Extracted data entries:
┌──

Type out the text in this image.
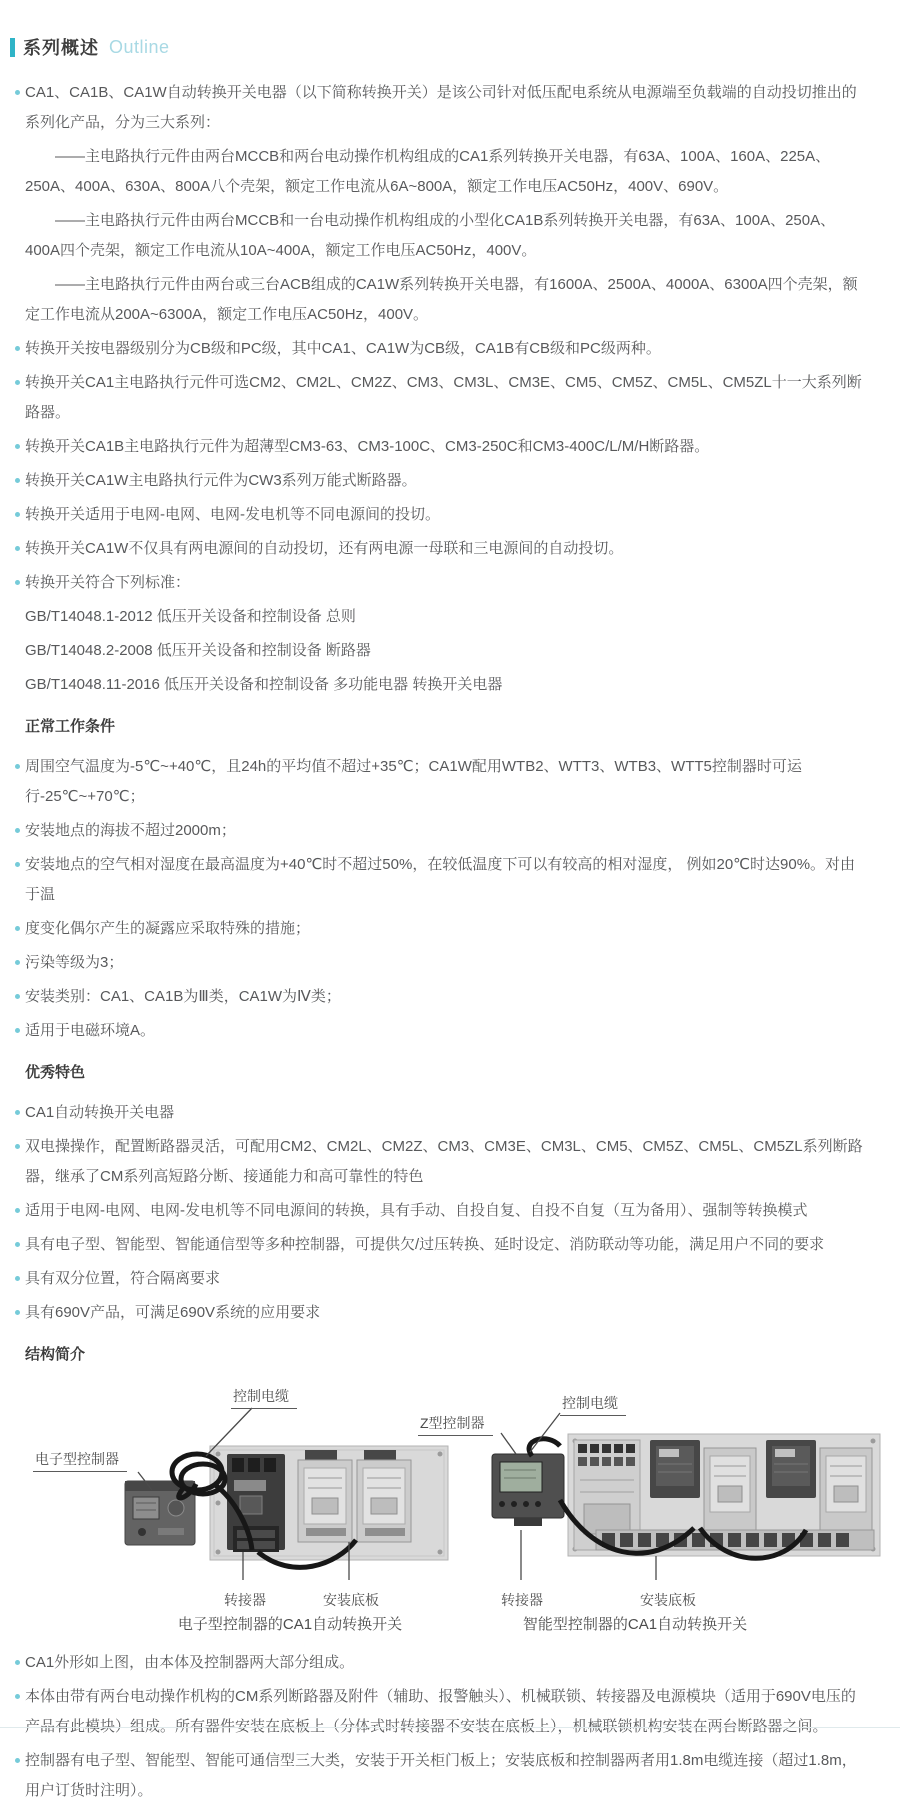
系列概述 Outline
CA1、CA1B、CA1W自动转换开关电器（以下简称转换开关）是该公司针对低压配电系统从电源端至负载端的自动投切推出的系列化产品，分为三大系列：

——主电路执行元件由两台MCCB和两台电动操作机构组成的CA1系列转换开关电器，有63A、100A、160A、225A、250A、400A、630A、800A八个壳架，额定工作电流从6A~800A，额定工作电压AC50Hz，400V、690V。

——主电路执行元件由两台MCCB和一台电动操作机构组成的小型化CA1B系列转换开关电器，有63A、100A、250A、400A四个壳架，额定工作电流从10A~400A，额定工作电压AC50Hz，400V。

——主电路执行元件由两台或三台ACB组成的CA1W系列转换开关电器，有1600A、2500A、4000A、6300A四个壳架，额定工作电流从200A~6300A，额定工作电压AC50Hz，400V。

转换开关按电器级别分为CB级和PC级，其中CA1、CA1W为CB级，CA1B有CB级和PC级两种。
转换开关CA1主电路执行元件可选CM2、CM2L、CM2Z、CM3、CM3L、CM3E、CM5、CM5Z、CM5L、CM5ZL十一大系列断路器。
转换开关CA1B主电路执行元件为超薄型CM3-63、CM3-100C、CM3-250C和CM3-400C/L/M/H断路器。
转换开关CA1W主电路执行元件为CW3系列万能式断路器。
转换开关适用于电网-电网、电网-发电机等不同电源间的投切。
转换开关CA1W不仅具有两电源间的自动投切，还有两电源一母联和三电源间的自动投切。
转换开关符合下列标准：

GB/T14048.1-2012 低压开关设备和控制设备 总则

GB/T14048.2-2008 低压开关设备和控制设备 断路器

GB/T14048.11-2016 低压开关设备和控制设备 多功能电器 转换开关电器

正常工作条件
周围空气温度为-5℃~+40℃，且24h的平均值不超过+35℃；CA1W配用WTB2、WTT3、WTB3、WTT5控制器时可运行-25℃~+70℃；
安装地点的海拔不超过2000m；
安装地点的空气相对湿度在最高温度为+40℃时不超过50%，在较低温度下可以有较高的相对湿度， 例如20℃时达90%。对由于温
度变化偶尔产生的凝露应采取特殊的措施；
污染等级为3；
安装类别：CA1、CA1B为Ⅲ类，CA1W为Ⅳ类；
适用于电磁环境A。
优秀特色
CA1自动转换开关电器
双电操操作，配置断路器灵活，可配用CM2、CM2L、CM2Z、CM3、CM3E、CM3L、CM5、CM5Z、CM5L、CM5ZL系列断路器，继承了CM系列高短路分断、接通能力和高可靠性的特色
适用于电网-电网、电网-发电机等不同电源间的转换，具有手动、自投自复、自投不自复（互为备用）、强制等转换模式
具有电子型、智能型、智能通信型等多种控制器，可提供欠/过压转换、延时设定、消防联动等功能，满足用户不同的要求
具有双分位置，符合隔离要求
具有690V产品，可满足690V系统的应用要求
结构简介
控制电缆
电子型控制器
转接器	安装底板
电子型控制器的CA1自动转换开关
控制电缆
Z型控制器
转接器	安装底板
智能型控制器的CA1自动转换开关
CA1外形如上图，由本体及控制器两大部分组成。
本体由带有两台电动操作机构的CM系列断路器及附件（辅助、报警触头）、机械联锁、转接器及电源模块（适用于690V电压的产品有此模块）组成。所有器件安装在底板上（分体式时转接器不安装在底板上），机械联锁机构安装在两台断路器之间。
控制器有电子型、智能型、智能可通信型三大类，安装于开关柜门板上；安装底板和控制器两者用1.8m电缆连接（超过1.8m，用户订货时注明）。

└──

TASK DIRECTIONS
Without including any picture, retype the entries exactly.

COMPLETE ANSWER
Type out the text in this image.
系列概述 Outline
CA1、CA1B、CA1W自动转换开关电器（以下简称转换开关）是该公司针对低压配电系统从电源端至负载端的自动投切推出的系列化产品，分为三大系列：

——主电路执行元件由两台MCCB和两台电动操作机构组成的CA1系列转换开关电器，有63A、100A、160A、225A、250A、400A、630A、800A八个壳架，额定工作电流从6A~800A，额定工作电压AC50Hz，400V、690V。

——主电路执行元件由两台MCCB和一台电动操作机构组成的小型化CA1B系列转换开关电器，有63A、100A、250A、400A四个壳架，额定工作电流从10A~400A，额定工作电压AC50Hz，400V。

——主电路执行元件由两台或三台ACB组成的CA1W系列转换开关电器，有1600A、2500A、4000A、6300A四个壳架，额定工作电流从200A~6300A，额定工作电压AC50Hz，400V。

转换开关按电器级别分为CB级和PC级，其中CA1、CA1W为CB级，CA1B有CB级和PC级两种。
转换开关CA1主电路执行元件可选CM2、CM2L、CM2Z、CM3、CM3L、CM3E、CM5、CM5Z、CM5L、CM5ZL十一大系列断路器。
转换开关CA1B主电路执行元件为超薄型CM3-63、CM3-100C、CM3-250C和CM3-400C/L/M/H断路器。
转换开关CA1W主电路执行元件为CW3系列万能式断路器。
转换开关适用于电网-电网、电网-发电机等不同电源间的投切。
转换开关CA1W不仅具有两电源间的自动投切，还有两电源一母联和三电源间的自动投切。
转换开关符合下列标准：

GB/T14048.1-2012 低压开关设备和控制设备 总则

GB/T14048.2-2008 低压开关设备和控制设备 断路器

GB/T14048.11-2016 低压开关设备和控制设备 多功能电器 转换开关电器

正常工作条件
周围空气温度为-5℃~+40℃，且24h的平均值不超过+35℃；CA1W配用WTB2、WTT3、WTB3、WTT5控制器时可运行-25℃~+70℃；
安装地点的海拔不超过2000m；
安装地点的空气相对湿度在最高温度为+40℃时不超过50%，在较低温度下可以有较高的相对湿度， 例如20℃时达90%。对由于温
度变化偶尔产生的凝露应采取特殊的措施；
污染等级为3；
安装类别：CA1、CA1B为Ⅲ类，CA1W为Ⅳ类；
适用于电磁环境A。
优秀特色
CA1自动转换开关电器
双电操操作，配置断路器灵活，可配用CM2、CM2L、CM2Z、CM3、CM3E、CM3L、CM5、CM5Z、CM5L、CM5ZL系列断路器，继承了CM系列高短路分断、接通能力和高可靠性的特色
适用于电网-电网、电网-发电机等不同电源间的转换，具有手动、自投自复、自投不自复（互为备用）、强制等转换模式
具有电子型、智能型、智能通信型等多种控制器，可提供欠/过压转换、延时设定、消防联动等功能，满足用户不同的要求
具有双分位置，符合隔离要求
具有690V产品，可满足690V系统的应用要求
结构简介
控制电缆
电子型控制器
转接器	安装底板
电子型控制器的CA1自动转换开关
控制电缆
Z型控制器
转接器	安装底板
智能型控制器的CA1自动转换开关
CA1外形如上图，由本体及控制器两大部分组成。
本体由带有两台电动操作机构的CM系列断路器及附件（辅助、报警触头）、机械联锁、转接器及电源模块（适用于690V电压的产品有此模块）组成。所有器件安装在底板上（分体式时转接器不安装在底板上），机械联锁机构安装在两台断路器之间。
控制器有电子型、智能型、智能可通信型三大类，安装于开关柜门板上；安装底板和控制器两者用1.8m电缆连接（超过1.8m，用户订货时注明）。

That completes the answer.